Given exercise
Can you recast every line of the records below as a Markdown table with two columns, Row and Entry, giving each line a row number and leaving out blank lines?

Entries shown

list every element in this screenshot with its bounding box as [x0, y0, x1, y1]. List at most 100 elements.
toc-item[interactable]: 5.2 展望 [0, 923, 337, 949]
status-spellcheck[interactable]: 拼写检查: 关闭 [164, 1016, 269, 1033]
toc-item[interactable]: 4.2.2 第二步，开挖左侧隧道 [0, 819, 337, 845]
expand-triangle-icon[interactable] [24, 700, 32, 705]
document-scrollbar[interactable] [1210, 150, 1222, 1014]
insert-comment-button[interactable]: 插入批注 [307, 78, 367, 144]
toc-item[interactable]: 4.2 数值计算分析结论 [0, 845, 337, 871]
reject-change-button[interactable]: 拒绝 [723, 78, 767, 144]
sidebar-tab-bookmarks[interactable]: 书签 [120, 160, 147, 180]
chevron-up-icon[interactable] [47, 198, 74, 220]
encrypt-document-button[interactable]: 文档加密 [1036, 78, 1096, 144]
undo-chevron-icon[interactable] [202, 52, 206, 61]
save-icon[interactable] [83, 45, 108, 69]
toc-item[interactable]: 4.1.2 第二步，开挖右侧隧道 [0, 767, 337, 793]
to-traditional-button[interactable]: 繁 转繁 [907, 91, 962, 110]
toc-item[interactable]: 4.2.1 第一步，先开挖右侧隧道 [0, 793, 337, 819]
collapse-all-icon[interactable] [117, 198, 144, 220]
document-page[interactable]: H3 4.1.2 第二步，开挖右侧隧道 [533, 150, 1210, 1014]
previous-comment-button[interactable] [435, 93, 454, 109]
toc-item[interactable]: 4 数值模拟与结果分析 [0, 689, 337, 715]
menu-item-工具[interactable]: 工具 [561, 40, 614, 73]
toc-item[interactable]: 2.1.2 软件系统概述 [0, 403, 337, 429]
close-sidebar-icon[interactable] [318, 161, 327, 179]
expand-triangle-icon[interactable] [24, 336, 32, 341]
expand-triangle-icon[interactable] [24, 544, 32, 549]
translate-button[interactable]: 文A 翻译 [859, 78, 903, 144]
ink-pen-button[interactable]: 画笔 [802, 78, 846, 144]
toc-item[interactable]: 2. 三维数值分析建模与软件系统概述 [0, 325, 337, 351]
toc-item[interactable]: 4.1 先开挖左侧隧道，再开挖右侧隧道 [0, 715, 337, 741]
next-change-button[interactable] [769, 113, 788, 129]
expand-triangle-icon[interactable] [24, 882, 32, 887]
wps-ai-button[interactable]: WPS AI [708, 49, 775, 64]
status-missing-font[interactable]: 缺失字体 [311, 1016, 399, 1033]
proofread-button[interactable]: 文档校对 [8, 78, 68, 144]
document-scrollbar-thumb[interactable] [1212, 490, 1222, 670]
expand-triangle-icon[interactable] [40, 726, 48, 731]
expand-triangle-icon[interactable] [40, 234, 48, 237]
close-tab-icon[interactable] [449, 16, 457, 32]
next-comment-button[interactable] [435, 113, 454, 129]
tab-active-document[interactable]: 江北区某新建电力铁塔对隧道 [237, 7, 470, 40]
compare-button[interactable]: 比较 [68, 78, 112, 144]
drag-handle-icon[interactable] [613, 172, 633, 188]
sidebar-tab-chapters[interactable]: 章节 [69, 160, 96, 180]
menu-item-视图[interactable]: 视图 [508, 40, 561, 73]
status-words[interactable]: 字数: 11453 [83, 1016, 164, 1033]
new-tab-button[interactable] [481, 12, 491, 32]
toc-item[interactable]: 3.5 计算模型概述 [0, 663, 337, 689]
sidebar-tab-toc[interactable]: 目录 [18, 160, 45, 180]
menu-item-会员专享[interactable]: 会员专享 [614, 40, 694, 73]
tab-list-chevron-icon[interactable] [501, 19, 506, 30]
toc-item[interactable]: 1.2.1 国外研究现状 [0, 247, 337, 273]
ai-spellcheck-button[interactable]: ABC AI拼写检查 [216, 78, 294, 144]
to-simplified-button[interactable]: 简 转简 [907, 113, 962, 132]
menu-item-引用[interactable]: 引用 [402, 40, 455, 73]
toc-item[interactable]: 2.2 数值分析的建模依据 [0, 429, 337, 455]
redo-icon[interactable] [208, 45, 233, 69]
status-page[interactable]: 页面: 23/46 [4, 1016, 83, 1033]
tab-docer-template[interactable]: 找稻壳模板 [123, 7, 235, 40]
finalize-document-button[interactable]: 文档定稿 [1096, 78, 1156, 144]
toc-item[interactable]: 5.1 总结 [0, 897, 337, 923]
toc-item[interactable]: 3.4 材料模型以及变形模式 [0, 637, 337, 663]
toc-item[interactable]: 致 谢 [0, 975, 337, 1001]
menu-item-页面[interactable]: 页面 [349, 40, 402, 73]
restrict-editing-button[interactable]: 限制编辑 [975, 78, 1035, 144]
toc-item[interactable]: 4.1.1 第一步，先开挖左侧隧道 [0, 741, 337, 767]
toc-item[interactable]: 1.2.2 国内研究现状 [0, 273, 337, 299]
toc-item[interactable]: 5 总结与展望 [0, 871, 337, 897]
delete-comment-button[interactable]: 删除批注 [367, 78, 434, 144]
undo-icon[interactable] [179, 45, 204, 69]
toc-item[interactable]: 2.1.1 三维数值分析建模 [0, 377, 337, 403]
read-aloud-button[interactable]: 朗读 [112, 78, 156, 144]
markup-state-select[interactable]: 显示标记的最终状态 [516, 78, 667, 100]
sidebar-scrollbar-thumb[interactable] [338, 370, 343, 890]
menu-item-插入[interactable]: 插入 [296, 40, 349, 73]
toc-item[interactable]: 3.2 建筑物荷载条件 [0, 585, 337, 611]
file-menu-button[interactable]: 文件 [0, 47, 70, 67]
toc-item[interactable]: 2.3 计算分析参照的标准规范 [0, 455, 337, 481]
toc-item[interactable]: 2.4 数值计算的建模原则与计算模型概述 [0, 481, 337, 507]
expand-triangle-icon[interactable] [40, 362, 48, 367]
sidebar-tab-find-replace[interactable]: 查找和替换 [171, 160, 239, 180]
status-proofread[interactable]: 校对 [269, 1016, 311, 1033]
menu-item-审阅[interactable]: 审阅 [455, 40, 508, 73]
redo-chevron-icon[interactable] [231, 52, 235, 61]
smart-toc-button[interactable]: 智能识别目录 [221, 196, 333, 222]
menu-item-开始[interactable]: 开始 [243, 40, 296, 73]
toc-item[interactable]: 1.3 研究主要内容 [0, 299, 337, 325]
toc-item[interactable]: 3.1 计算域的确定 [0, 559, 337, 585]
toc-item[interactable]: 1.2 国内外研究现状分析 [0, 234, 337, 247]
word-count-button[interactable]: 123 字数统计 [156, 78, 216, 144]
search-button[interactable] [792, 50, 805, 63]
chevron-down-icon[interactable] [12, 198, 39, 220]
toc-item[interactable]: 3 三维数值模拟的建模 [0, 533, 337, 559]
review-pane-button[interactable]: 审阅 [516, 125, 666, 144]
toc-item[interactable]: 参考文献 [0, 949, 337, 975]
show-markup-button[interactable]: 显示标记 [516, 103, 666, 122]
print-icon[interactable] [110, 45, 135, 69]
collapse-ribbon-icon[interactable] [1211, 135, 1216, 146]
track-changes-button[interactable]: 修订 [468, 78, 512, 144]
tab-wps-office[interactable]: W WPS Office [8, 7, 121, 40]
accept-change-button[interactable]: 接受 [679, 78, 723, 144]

Answer to the task
| Row | Entry |
|---|---|
| 1 | list every element in this screenshot with its bounding box as [x0, y0, x1, y1]. List at most 100 elements. |
| 2 | toc-item[interactable]: 5.2 展望 [0, 923, 337, 949] |
| 3 | status-spellcheck[interactable]: 拼写检查: 关闭 [164, 1016, 269, 1033] |
| 4 | toc-item[interactable]: 4.2.2 第二步，开挖左侧隧道 [0, 819, 337, 845] |
| 5 | expand-triangle-icon[interactable] [24, 700, 32, 705] |
| 6 | document-scrollbar[interactable] [1210, 150, 1222, 1014] |
| 7 | insert-comment-button[interactable]: 插入批注 [307, 78, 367, 144] |
| 8 | toc-item[interactable]: 4.2 数值计算分析结论 [0, 845, 337, 871] |
| 9 | reject-change-button[interactable]: 拒绝 [723, 78, 767, 144] |
| 10 | sidebar-tab-bookmarks[interactable]: 书签 [120, 160, 147, 180] |
| 11 | chevron-up-icon[interactable] [47, 198, 74, 220] |
| 12 | encrypt-document-button[interactable]: 文档加密 [1036, 78, 1096, 144] |
| 13 | undo-chevron-icon[interactable] [202, 52, 206, 61] |
| 14 | save-icon[interactable] [83, 45, 108, 69] |
| 15 | toc-item[interactable]: 4.1.2 第二步，开挖右侧隧道 [0, 767, 337, 793] |
| 16 | to-traditional-button[interactable]: 繁 转繁 [907, 91, 962, 110] |
| 17 | toc-item[interactable]: 4.2.1 第一步，先开挖右侧隧道 [0, 793, 337, 819] |
| 18 | collapse-all-icon[interactable] [117, 198, 144, 220] |
| 19 | document-page[interactable]: H3 4.1.2 第二步，开挖右侧隧道 [533, 150, 1210, 1014] |
| 20 | previous-comment-button[interactable] [435, 93, 454, 109] |
| 21 | toc-item[interactable]: 4 数值模拟与结果分析 [0, 689, 337, 715] |
| 22 | menu-item-工具[interactable]: 工具 [561, 40, 614, 73] |
| 23 | toc-item[interactable]: 2.1.2 软件系统概述 [0, 403, 337, 429] |
| 24 | close-sidebar-icon[interactable] [318, 161, 327, 179] |
| 25 | expand-triangle-icon[interactable] [24, 336, 32, 341] |
| 26 | expand-triangle-icon[interactable] [24, 544, 32, 549] |
| 27 | translate-button[interactable]: 文A 翻译 [859, 78, 903, 144] |
| 28 | ink-pen-button[interactable]: 画笔 [802, 78, 846, 144] |
| 29 | toc-item[interactable]: 2. 三维数值分析建模与软件系统概述 [0, 325, 337, 351] |
| 30 | toc-item[interactable]: 4.1 先开挖左侧隧道，再开挖右侧隧道 [0, 715, 337, 741] |
| 31 | next-change-button[interactable] [769, 113, 788, 129] |
| 32 | expand-triangle-icon[interactable] [24, 882, 32, 887] |
| 33 | wps-ai-button[interactable]: WPS AI [708, 49, 775, 64] |
| 34 | status-missing-font[interactable]: 缺失字体 [311, 1016, 399, 1033] |
| 35 | proofread-button[interactable]: 文档校对 [8, 78, 68, 144] |
| 36 | document-scrollbar-thumb[interactable] [1212, 490, 1222, 670] |
| 37 | expand-triangle-icon[interactable] [40, 726, 48, 731] |
| 38 | expand-triangle-icon[interactable] [40, 234, 48, 237] |
| 39 | close-tab-icon[interactable] [449, 16, 457, 32] |
| 40 | next-comment-button[interactable] [435, 113, 454, 129] |
| 41 | tab-active-document[interactable]: 江北区某新建电力铁塔对隧道 [237, 7, 470, 40] |
| 42 | compare-button[interactable]: 比较 [68, 78, 112, 144] |
| 43 | drag-handle-icon[interactable] [613, 172, 633, 188] |
| 44 | sidebar-tab-chapters[interactable]: 章节 [69, 160, 96, 180] |
| 45 | menu-item-视图[interactable]: 视图 [508, 40, 561, 73] |
| 46 | status-words[interactable]: 字数: 11453 [83, 1016, 164, 1033] |
| 47 | new-tab-button[interactable] [481, 12, 491, 32] |
| 48 | toc-item[interactable]: 3.5 计算模型概述 [0, 663, 337, 689] |
| 49 | sidebar-tab-toc[interactable]: 目录 [18, 160, 45, 180] |
| 50 | menu-item-会员专享[interactable]: 会员专享 [614, 40, 694, 73] |
| 51 | tab-list-chevron-icon[interactable] [501, 19, 506, 30] |
| 52 | toc-item[interactable]: 1.2.1 国外研究现状 [0, 247, 337, 273] |
| 53 | ai-spellcheck-button[interactable]: ABC AI拼写检查 [216, 78, 294, 144] |
| 54 | to-simplified-button[interactable]: 简 转简 [907, 113, 962, 132] |
| 55 | menu-item-引用[interactable]: 引用 [402, 40, 455, 73] |
| 56 | toc-item[interactable]: 2.2 数值分析的建模依据 [0, 429, 337, 455] |
| 57 | redo-icon[interactable] [208, 45, 233, 69] |
| 58 | status-page[interactable]: 页面: 23/46 [4, 1016, 83, 1033] |
| 59 | tab-docer-template[interactable]: 找稻壳模板 [123, 7, 235, 40] |
| 60 | finalize-document-button[interactable]: 文档定稿 [1096, 78, 1156, 144] |
| 61 | toc-item[interactable]: 5.1 总结 [0, 897, 337, 923] |
| 62 | toc-item[interactable]: 3.4 材料模型以及变形模式 [0, 637, 337, 663] |
| 63 | toc-item[interactable]: 致 谢 [0, 975, 337, 1001] |
| 64 | menu-item-页面[interactable]: 页面 [349, 40, 402, 73] |
| 65 | restrict-editing-button[interactable]: 限制编辑 [975, 78, 1035, 144] |
| 66 | toc-item[interactable]: 4.1.1 第一步，先开挖左侧隧道 [0, 741, 337, 767] |
| 67 | toc-item[interactable]: 1.2.2 国内研究现状 [0, 273, 337, 299] |
| 68 | toc-item[interactable]: 5 总结与展望 [0, 871, 337, 897] |
| 69 | delete-comment-button[interactable]: 删除批注 [367, 78, 434, 144] |
| 70 | undo-icon[interactable] [179, 45, 204, 69] |
| 71 | toc-item[interactable]: 2.1.1 三维数值分析建模 [0, 377, 337, 403] |
| 72 | read-aloud-button[interactable]: 朗读 [112, 78, 156, 144] |
| 73 | markup-state-select[interactable]: 显示标记的最终状态 [516, 78, 667, 100] |
| 74 | sidebar-scrollbar-thumb[interactable] [338, 370, 343, 890] |
| 75 | menu-item-插入[interactable]: 插入 [296, 40, 349, 73] |
| 76 | toc-item[interactable]: 3.2 建筑物荷载条件 [0, 585, 337, 611] |
| 77 | file-menu-button[interactable]: 文件 [0, 47, 70, 67] |
| 78 | toc-item[interactable]: 2.3 计算分析参照的标准规范 [0, 455, 337, 481] |
| 79 | toc-item[interactable]: 2.4 数值计算的建模原则与计算模型概述 [0, 481, 337, 507] |
| 80 | expand-triangle-icon[interactable] [40, 362, 48, 367] |
| 81 | sidebar-tab-find-replace[interactable]: 查找和替换 [171, 160, 239, 180] |
| 82 | status-proofread[interactable]: 校对 [269, 1016, 311, 1033] |
| 83 | menu-item-审阅[interactable]: 审阅 [455, 40, 508, 73] |
| 84 | redo-chevron-icon[interactable] [231, 52, 235, 61] |
| 85 | smart-toc-button[interactable]: 智能识别目录 [221, 196, 333, 222] |
| 86 | menu-item-开始[interactable]: 开始 [243, 40, 296, 73] |
| 87 | toc-item[interactable]: 1.3 研究主要内容 [0, 299, 337, 325] |
| 88 | toc-item[interactable]: 3.1 计算域的确定 [0, 559, 337, 585] |
| 89 | toc-item[interactable]: 1.2 国内外研究现状分析 [0, 234, 337, 247] |
| 90 | word-count-button[interactable]: 123 字数统计 [156, 78, 216, 144] |
| 91 | search-button[interactable] [792, 50, 805, 63] |
| 92 | chevron-down-icon[interactable] [12, 198, 39, 220] |
| 93 | toc-item[interactable]: 3 三维数值模拟的建模 [0, 533, 337, 559] |
| 94 | review-pane-button[interactable]: 审阅 [516, 125, 666, 144] |
| 95 | toc-item[interactable]: 参考文献 [0, 949, 337, 975] |
| 96 | show-markup-button[interactable]: 显示标记 [516, 103, 666, 122] |
| 97 | print-icon[interactable] [110, 45, 135, 69] |
| 98 | collapse-ribbon-icon[interactable] [1211, 135, 1216, 146] |
| 99 | track-changes-button[interactable]: 修订 [468, 78, 512, 144] |
| 100 | tab-wps-office[interactable]: W WPS Office [8, 7, 121, 40] |
| 101 | accept-change-button[interactable]: 接受 [679, 78, 723, 144] |